- **Task to complete**:
Omit the pictures and return every entry exactly as written.

Rows from a figure dataset:

● ● ●

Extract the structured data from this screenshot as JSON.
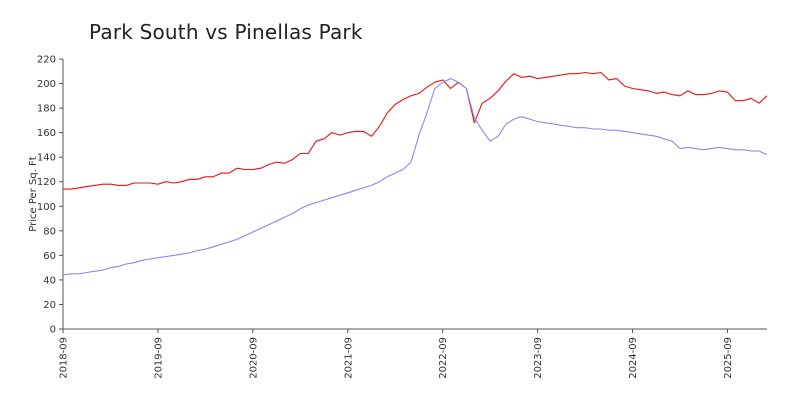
{
  "chart_data": {
    "type": "line",
    "title": "Park South vs Pinellas Park",
    "xlabel": "",
    "ylabel": "Price Per Sq. Ft",
    "ylim": [
      0,
      220
    ],
    "yticks": [
      0,
      20,
      40,
      60,
      80,
      100,
      120,
      140,
      160,
      180,
      200,
      220
    ],
    "x_start": "2018-09",
    "xticks": [
      "2018-09",
      "2019-09",
      "2020-09",
      "2021-09",
      "2022-09",
      "2023-09",
      "2024-09",
      "2025-09"
    ],
    "grid": false,
    "series": [
      {
        "color": "#ee1111",
        "values": [
          114,
          114,
          115,
          116,
          117,
          118,
          118,
          117,
          117,
          119,
          119,
          119,
          118,
          120,
          119,
          120,
          122,
          122,
          124,
          124,
          127,
          127,
          131,
          130,
          130,
          131,
          134,
          136,
          135,
          138,
          143,
          143,
          153,
          155,
          160,
          158,
          160,
          161,
          161,
          157,
          165,
          176,
          183,
          187,
          190,
          192,
          197,
          201,
          203,
          196,
          201,
          196,
          168,
          184,
          188,
          194,
          202,
          208,
          205,
          206,
          204,
          205,
          206,
          207,
          208,
          208,
          209,
          208,
          209,
          203,
          204,
          198,
          196,
          195,
          194,
          192,
          193,
          191,
          190,
          194,
          191,
          191,
          192,
          194,
          193,
          186,
          186,
          188,
          184,
          190
        ]
      },
      {
        "color": "#8888ee",
        "values": [
          44,
          45,
          45,
          46,
          47,
          48,
          50,
          51,
          53,
          54,
          56,
          57,
          58,
          59,
          60,
          61,
          62,
          64,
          65,
          67,
          69,
          71,
          73,
          76,
          79,
          82,
          85,
          88,
          91,
          94,
          98,
          101,
          103,
          105,
          107,
          109,
          111,
          113,
          115,
          117,
          120,
          124,
          127,
          130,
          136,
          158,
          176,
          196,
          201,
          204,
          201,
          196,
          172,
          162,
          153,
          157,
          167,
          171,
          173,
          171,
          169,
          168,
          167,
          166,
          165,
          164,
          164,
          163,
          163,
          162,
          162,
          161,
          160,
          159,
          158,
          157,
          155,
          153,
          147,
          148,
          147,
          146,
          147,
          148,
          147,
          146,
          146,
          145,
          145,
          142
        ]
      }
    ]
  }
}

● ● ●

- **Correct result**:
Extract the structured data from this screenshot as JSON.
{
  "chart_data": {
    "type": "line",
    "title": "Park South vs Pinellas Park",
    "xlabel": "",
    "ylabel": "Price Per Sq. Ft",
    "ylim": [
      0,
      220
    ],
    "yticks": [
      0,
      20,
      40,
      60,
      80,
      100,
      120,
      140,
      160,
      180,
      200,
      220
    ],
    "x_start": "2018-09",
    "xticks": [
      "2018-09",
      "2019-09",
      "2020-09",
      "2021-09",
      "2022-09",
      "2023-09",
      "2024-09",
      "2025-09"
    ],
    "grid": false,
    "series": [
      {
        "color": "#ee1111",
        "values": [
          114,
          114,
          115,
          116,
          117,
          118,
          118,
          117,
          117,
          119,
          119,
          119,
          118,
          120,
          119,
          120,
          122,
          122,
          124,
          124,
          127,
          127,
          131,
          130,
          130,
          131,
          134,
          136,
          135,
          138,
          143,
          143,
          153,
          155,
          160,
          158,
          160,
          161,
          161,
          157,
          165,
          176,
          183,
          187,
          190,
          192,
          197,
          201,
          203,
          196,
          201,
          196,
          168,
          184,
          188,
          194,
          202,
          208,
          205,
          206,
          204,
          205,
          206,
          207,
          208,
          208,
          209,
          208,
          209,
          203,
          204,
          198,
          196,
          195,
          194,
          192,
          193,
          191,
          190,
          194,
          191,
          191,
          192,
          194,
          193,
          186,
          186,
          188,
          184,
          190
        ]
      },
      {
        "color": "#8888ee",
        "values": [
          44,
          45,
          45,
          46,
          47,
          48,
          50,
          51,
          53,
          54,
          56,
          57,
          58,
          59,
          60,
          61,
          62,
          64,
          65,
          67,
          69,
          71,
          73,
          76,
          79,
          82,
          85,
          88,
          91,
          94,
          98,
          101,
          103,
          105,
          107,
          109,
          111,
          113,
          115,
          117,
          120,
          124,
          127,
          130,
          136,
          158,
          176,
          196,
          201,
          204,
          201,
          196,
          172,
          162,
          153,
          157,
          167,
          171,
          173,
          171,
          169,
          168,
          167,
          166,
          165,
          164,
          164,
          163,
          163,
          162,
          162,
          161,
          160,
          159,
          158,
          157,
          155,
          153,
          147,
          148,
          147,
          146,
          147,
          148,
          147,
          146,
          146,
          145,
          145,
          142
        ]
      }
    ]
  }
}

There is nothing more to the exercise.